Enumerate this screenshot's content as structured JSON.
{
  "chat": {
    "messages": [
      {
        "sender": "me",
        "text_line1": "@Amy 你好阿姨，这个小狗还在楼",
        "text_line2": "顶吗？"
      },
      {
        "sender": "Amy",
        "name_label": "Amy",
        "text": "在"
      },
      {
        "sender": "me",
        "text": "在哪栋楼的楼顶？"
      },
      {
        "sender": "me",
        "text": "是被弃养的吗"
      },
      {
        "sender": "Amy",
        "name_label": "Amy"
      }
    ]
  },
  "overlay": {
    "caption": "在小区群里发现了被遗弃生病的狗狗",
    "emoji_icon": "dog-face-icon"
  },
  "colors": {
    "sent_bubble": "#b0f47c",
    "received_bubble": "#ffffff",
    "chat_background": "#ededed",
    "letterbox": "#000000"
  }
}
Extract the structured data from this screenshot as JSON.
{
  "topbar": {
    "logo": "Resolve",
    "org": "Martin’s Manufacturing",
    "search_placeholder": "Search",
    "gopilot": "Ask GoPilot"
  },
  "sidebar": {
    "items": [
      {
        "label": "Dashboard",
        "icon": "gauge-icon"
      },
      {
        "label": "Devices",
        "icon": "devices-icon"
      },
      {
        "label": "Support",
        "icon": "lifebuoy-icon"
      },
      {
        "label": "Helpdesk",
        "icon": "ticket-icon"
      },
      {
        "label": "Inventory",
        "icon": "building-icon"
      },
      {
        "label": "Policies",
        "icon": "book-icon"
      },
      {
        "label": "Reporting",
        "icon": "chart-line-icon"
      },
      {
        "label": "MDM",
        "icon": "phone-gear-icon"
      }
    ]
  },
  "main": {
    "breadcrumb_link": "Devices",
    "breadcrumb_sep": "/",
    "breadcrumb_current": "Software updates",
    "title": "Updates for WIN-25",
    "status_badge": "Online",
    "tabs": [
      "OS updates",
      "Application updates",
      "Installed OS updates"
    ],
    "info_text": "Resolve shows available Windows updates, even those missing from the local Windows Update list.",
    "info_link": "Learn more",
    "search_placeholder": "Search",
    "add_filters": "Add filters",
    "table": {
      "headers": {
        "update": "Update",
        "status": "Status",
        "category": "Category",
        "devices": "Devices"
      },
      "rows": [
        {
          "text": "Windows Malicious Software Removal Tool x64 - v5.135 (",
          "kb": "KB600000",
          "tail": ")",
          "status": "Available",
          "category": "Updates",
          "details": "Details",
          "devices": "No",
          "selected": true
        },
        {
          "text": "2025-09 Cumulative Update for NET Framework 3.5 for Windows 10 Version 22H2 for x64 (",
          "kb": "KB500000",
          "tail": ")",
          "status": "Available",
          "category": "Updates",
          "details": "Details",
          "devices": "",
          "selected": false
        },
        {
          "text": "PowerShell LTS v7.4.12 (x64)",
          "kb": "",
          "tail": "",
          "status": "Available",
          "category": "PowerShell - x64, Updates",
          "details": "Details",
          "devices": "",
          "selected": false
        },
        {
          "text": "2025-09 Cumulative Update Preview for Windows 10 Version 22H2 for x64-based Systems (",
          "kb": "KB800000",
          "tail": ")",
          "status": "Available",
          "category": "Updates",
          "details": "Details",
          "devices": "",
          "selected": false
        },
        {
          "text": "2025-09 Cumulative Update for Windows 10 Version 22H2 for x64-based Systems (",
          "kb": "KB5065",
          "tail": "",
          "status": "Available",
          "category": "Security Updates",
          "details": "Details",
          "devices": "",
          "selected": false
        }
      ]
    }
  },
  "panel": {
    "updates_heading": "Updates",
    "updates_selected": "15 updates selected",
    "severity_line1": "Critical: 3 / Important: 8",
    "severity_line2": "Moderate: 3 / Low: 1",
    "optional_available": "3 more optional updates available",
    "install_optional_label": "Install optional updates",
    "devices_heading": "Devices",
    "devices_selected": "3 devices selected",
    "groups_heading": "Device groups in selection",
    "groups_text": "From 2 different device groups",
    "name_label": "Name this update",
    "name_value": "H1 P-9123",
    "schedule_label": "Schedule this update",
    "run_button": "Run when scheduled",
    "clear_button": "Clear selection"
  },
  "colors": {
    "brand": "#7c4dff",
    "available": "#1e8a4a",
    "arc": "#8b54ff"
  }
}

============================================================

What the task requires: Take the entries and copy them out exactly.

Completed task:
Enumerate this screenshot's content as structured JSON.
{
  "chat": {
    "messages": [
      {
        "sender": "me",
        "text_line1": "@Amy 你好阿姨，这个小狗还在楼",
        "text_line2": "顶吗？"
      },
      {
        "sender": "Amy",
        "name_label": "Amy",
        "text": "在"
      },
      {
        "sender": "me",
        "text": "在哪栋楼的楼顶？"
      },
      {
        "sender": "me",
        "text": "是被弃养的吗"
      },
      {
        "sender": "Amy",
        "name_label": "Amy"
      }
    ]
  },
  "overlay": {
    "caption": "在小区群里发现了被遗弃生病的狗狗",
    "emoji_icon": "dog-face-icon"
  },
  "colors": {
    "sent_bubble": "#b0f47c",
    "received_bubble": "#ffffff",
    "chat_background": "#ededed",
    "letterbox": "#000000"
  }
}
Extract the structured data from this screenshot as JSON.
{
  "topbar": {
    "logo": "Resolve",
    "org": "Martin’s Manufacturing",
    "search_placeholder": "Search",
    "gopilot": "Ask GoPilot"
  },
  "sidebar": {
    "items": [
      {
        "label": "Dashboard",
        "icon": "gauge-icon"
      },
      {
        "label": "Devices",
        "icon": "devices-icon"
      },
      {
        "label": "Support",
        "icon": "lifebuoy-icon"
      },
      {
        "label": "Helpdesk",
        "icon": "ticket-icon"
      },
      {
        "label": "Inventory",
        "icon": "building-icon"
      },
      {
        "label": "Policies",
        "icon": "book-icon"
      },
      {
        "label": "Reporting",
        "icon": "chart-line-icon"
      },
      {
        "label": "MDM",
        "icon": "phone-gear-icon"
      }
    ]
  },
  "main": {
    "breadcrumb_link": "Devices",
    "breadcrumb_sep": "/",
    "breadcrumb_current": "Software updates",
    "title": "Updates for WIN-25",
    "status_badge": "Online",
    "tabs": [
      "OS updates",
      "Application updates",
      "Installed OS updates"
    ],
    "info_text": "Resolve shows available Windows updates, even those missing from the local Windows Update list.",
    "info_link": "Learn more",
    "search_placeholder": "Search",
    "add_filters": "Add filters",
    "table": {
      "headers": {
        "update": "Update",
        "status": "Status",
        "category": "Category",
        "devices": "Devices"
      },
      "rows": [
        {
          "text": "Windows Malicious Software Removal Tool x64 - v5.135 (",
          "kb": "KB600000",
          "tail": ")",
          "status": "Available",
          "category": "Updates",
          "details": "Details",
          "devices": "No",
          "selected": true
        },
        {
          "text": "2025-09 Cumulative Update for NET Framework 3.5 for Windows 10 Version 22H2 for x64 (",
          "kb": "KB500000",
          "tail": ")",
          "status": "Available",
          "category": "Updates",
          "details": "Details",
          "devices": "",
          "selected": false
        },
        {
          "text": "PowerShell LTS v7.4.12 (x64)",
          "kb": "",
          "tail": "",
          "status": "Available",
          "category": "PowerShell - x64, Updates",
          "details": "Details",
          "devices": "",
          "selected": false
        },
        {
          "text": "2025-09 Cumulative Update Preview for Windows 10 Version 22H2 for x64-based Systems (",
          "kb": "KB800000",
          "tail": ")",
          "status": "Available",
          "category": "Updates",
          "details": "Details",
          "devices": "",
          "selected": false
        },
        {
          "text": "2025-09 Cumulative Update for Windows 10 Version 22H2 for x64-based Systems (",
          "kb": "KB5065",
          "tail": "",
          "status": "Available",
          "category": "Security Updates",
          "details": "Details",
          "devices": "",
          "selected": false
        }
      ]
    }
  },
  "panel": {
    "updates_heading": "Updates",
    "updates_selected": "15 updates selected",
    "severity_line1": "Critical: 3 / Important: 8",
    "severity_line2": "Moderate: 3 / Low: 1",
    "optional_available": "3 more optional updates available",
    "install_optional_label": "Install optional updates",
    "devices_heading": "Devices",
    "devices_selected": "3 devices selected",
    "groups_heading": "Device groups in selection",
    "groups_text": "From 2 different device groups",
    "name_label": "Name this update",
    "name_value": "H1 P-9123",
    "schedule_label": "Schedule this update",
    "run_button": "Run when scheduled",
    "clear_button": "Clear selection"
  },
  "colors": {
    "brand": "#7c4dff",
    "available": "#1e8a4a",
    "arc": "#8b54ff"
  }
}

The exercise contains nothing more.